**TASK DIRECTIONS:**
Render every line of the listing below as a Markdown table with the columns "Number" and "Content," one row per line, omitting blank lines. Leave the pictures out of the table.

**DATASET:**
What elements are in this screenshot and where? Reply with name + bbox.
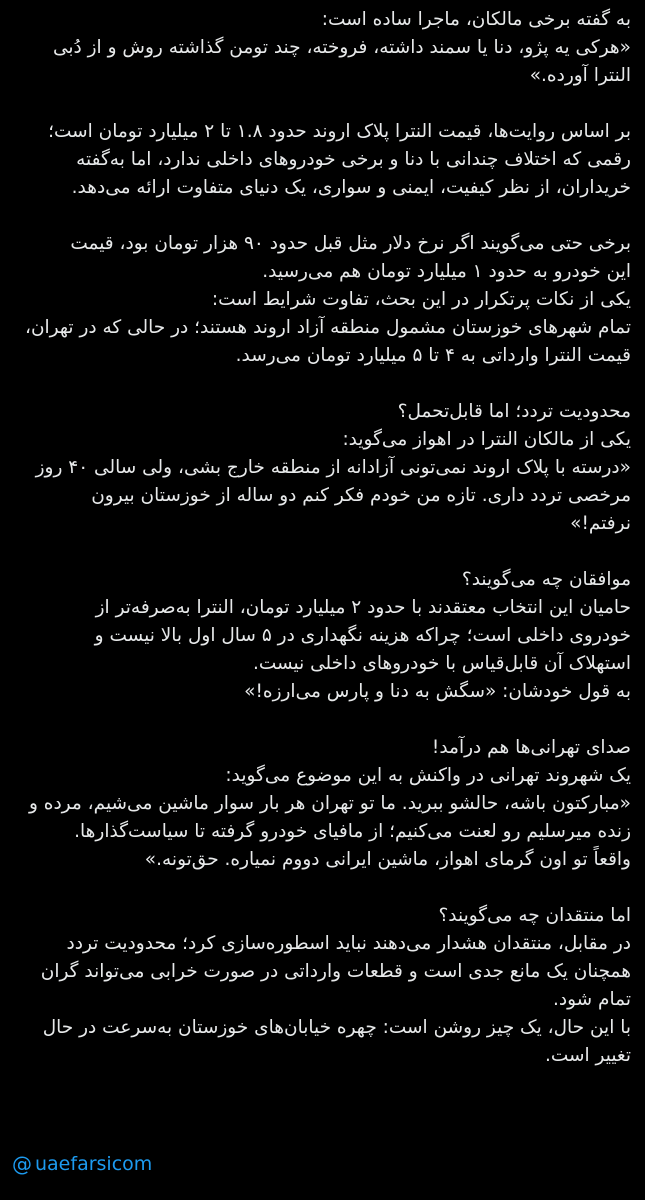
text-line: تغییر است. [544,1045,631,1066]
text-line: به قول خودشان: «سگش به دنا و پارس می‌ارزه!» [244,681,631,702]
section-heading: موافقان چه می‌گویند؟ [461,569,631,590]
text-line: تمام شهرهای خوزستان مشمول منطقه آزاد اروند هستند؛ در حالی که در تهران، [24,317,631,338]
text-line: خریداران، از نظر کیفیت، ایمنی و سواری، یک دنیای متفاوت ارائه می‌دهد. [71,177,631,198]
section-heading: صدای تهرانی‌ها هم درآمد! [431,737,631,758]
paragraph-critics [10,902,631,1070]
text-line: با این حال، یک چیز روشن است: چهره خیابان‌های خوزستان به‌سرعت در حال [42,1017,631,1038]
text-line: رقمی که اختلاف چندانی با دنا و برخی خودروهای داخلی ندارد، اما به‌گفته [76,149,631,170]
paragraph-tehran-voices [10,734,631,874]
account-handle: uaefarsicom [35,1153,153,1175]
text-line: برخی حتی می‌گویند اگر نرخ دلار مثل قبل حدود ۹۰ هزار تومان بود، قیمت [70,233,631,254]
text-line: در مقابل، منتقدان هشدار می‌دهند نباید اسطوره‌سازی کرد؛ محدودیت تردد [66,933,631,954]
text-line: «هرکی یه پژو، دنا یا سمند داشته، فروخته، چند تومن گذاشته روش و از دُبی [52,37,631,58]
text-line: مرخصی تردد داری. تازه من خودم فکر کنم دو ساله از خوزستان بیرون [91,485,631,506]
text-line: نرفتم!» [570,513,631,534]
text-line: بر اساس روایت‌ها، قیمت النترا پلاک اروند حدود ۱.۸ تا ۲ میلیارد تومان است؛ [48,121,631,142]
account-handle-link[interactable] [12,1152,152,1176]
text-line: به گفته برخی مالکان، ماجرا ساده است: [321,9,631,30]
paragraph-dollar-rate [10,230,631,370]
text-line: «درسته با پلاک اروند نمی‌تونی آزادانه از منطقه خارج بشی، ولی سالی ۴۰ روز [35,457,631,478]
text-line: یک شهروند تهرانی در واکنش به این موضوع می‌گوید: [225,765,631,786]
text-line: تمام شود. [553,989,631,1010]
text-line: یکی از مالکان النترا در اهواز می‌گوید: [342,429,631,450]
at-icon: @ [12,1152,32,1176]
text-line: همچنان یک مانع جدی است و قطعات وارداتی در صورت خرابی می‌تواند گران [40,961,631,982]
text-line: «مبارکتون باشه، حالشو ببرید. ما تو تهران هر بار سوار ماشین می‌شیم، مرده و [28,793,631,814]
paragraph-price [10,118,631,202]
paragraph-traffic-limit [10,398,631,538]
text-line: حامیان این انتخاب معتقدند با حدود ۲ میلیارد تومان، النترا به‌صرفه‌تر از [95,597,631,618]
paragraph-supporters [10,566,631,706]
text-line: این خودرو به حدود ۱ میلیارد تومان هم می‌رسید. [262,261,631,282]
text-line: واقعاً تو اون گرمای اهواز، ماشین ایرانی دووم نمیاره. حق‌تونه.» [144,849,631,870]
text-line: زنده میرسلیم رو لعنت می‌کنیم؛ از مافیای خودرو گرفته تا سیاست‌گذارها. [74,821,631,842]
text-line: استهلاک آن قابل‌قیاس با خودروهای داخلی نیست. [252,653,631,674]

**TASK OUTPUT:**
| Number | Content |
|---|---|
| 1 | What elements are in this screenshot and where? Reply with name + bbox. |
| 2 | text-line: تغییر است. [544,1045,631,1066] |
| 3 | text-line: به قول خودشان: «سگش به دنا و پارس می‌ارزه!» [244,681,631,702] |
| 4 | section-heading: موافقان چه می‌گویند؟ [461,569,631,590] |
| 5 | text-line: تمام شهرهای خوزستان مشمول منطقه آزاد اروند هستند؛ در حالی که در تهران، [24,317,631,338] |
| 6 | text-line: خریداران، از نظر کیفیت، ایمنی و سواری، یک دنیای متفاوت ارائه می‌دهد. [71,177,631,198] |
| 7 | section-heading: صدای تهرانی‌ها هم درآمد! [431,737,631,758] |
| 8 | paragraph-critics [10,902,631,1070] |
| 9 | text-line: با این حال، یک چیز روشن است: چهره خیابان‌های خوزستان به‌سرعت در حال [42,1017,631,1038] |
| 10 | text-line: رقمی که اختلاف چندانی با دنا و برخی خودروهای داخلی ندارد، اما به‌گفته [76,149,631,170] |
| 11 | paragraph-tehran-voices [10,734,631,874] |
| 12 | account-handle: uaefarsicom [35,1153,153,1175] |
| 13 | text-line: برخی حتی می‌گویند اگر نرخ دلار مثل قبل حدود ۹۰ هزار تومان بود، قیمت [70,233,631,254] |
| 14 | text-line: در مقابل، منتقدان هشدار می‌دهند نباید اسطوره‌سازی کرد؛ محدودیت تردد [66,933,631,954] |
| 15 | text-line: «هرکی یه پژو، دنا یا سمند داشته، فروخته، چند تومن گذاشته روش و از دُبی [52,37,631,58] |
| 16 | text-line: مرخصی تردد داری. تازه من خودم فکر کنم دو ساله از خوزستان بیرون [91,485,631,506] |
| 17 | text-line: نرفتم!» [570,513,631,534] |
| 18 | text-line: بر اساس روایت‌ها، قیمت النترا پلاک اروند حدود ۱.۸ تا ۲ میلیارد تومان است؛ [48,121,631,142] |
| 19 | account-handle-link[interactable] [12,1152,152,1176] |
| 20 | text-line: به گفته برخی مالکان، ماجرا ساده است: [321,9,631,30] |
| 21 | paragraph-dollar-rate [10,230,631,370] |
| 22 | text-line: «درسته با پلاک اروند نمی‌تونی آزادانه از منطقه خارج بشی، ولی سالی ۴۰ روز [35,457,631,478] |
| 23 | text-line: یک شهروند تهرانی در واکنش به این موضوع می‌گوید: [225,765,631,786] |
| 24 | text-line: تمام شود. [553,989,631,1010] |
| 25 | text-line: یکی از مالکان النترا در اهواز می‌گوید: [342,429,631,450] |
| 26 | at-icon: @ [12,1152,32,1176] |
| 27 | text-line: همچنان یک مانع جدی است و قطعات وارداتی در صورت خرابی می‌تواند گران [40,961,631,982] |
| 28 | text-line: «مبارکتون باشه، حالشو ببرید. ما تو تهران هر بار سوار ماشین می‌شیم، مرده و [28,793,631,814] |
| 29 | paragraph-price [10,118,631,202] |
| 30 | paragraph-traffic-limit [10,398,631,538] |
| 31 | text-line: حامیان این انتخاب معتقدند با حدود ۲ میلیارد تومان، النترا به‌صرفه‌تر از [95,597,631,618] |
| 32 | paragraph-supporters [10,566,631,706] |
| 33 | text-line: این خودرو به حدود ۱ میلیارد تومان هم می‌رسید. [262,261,631,282] |
| 34 | text-line: واقعاً تو اون گرمای اهواز، ماشین ایرانی دووم نمیاره. حق‌تونه.» [144,849,631,870] |
| 35 | text-line: زنده میرسلیم رو لعنت می‌کنیم؛ از مافیای خودرو گرفته تا سیاست‌گذارها. [74,821,631,842] |
| 36 | text-line: استهلاک آن قابل‌قیاس با خودروهای داخلی نیست. [252,653,631,674] |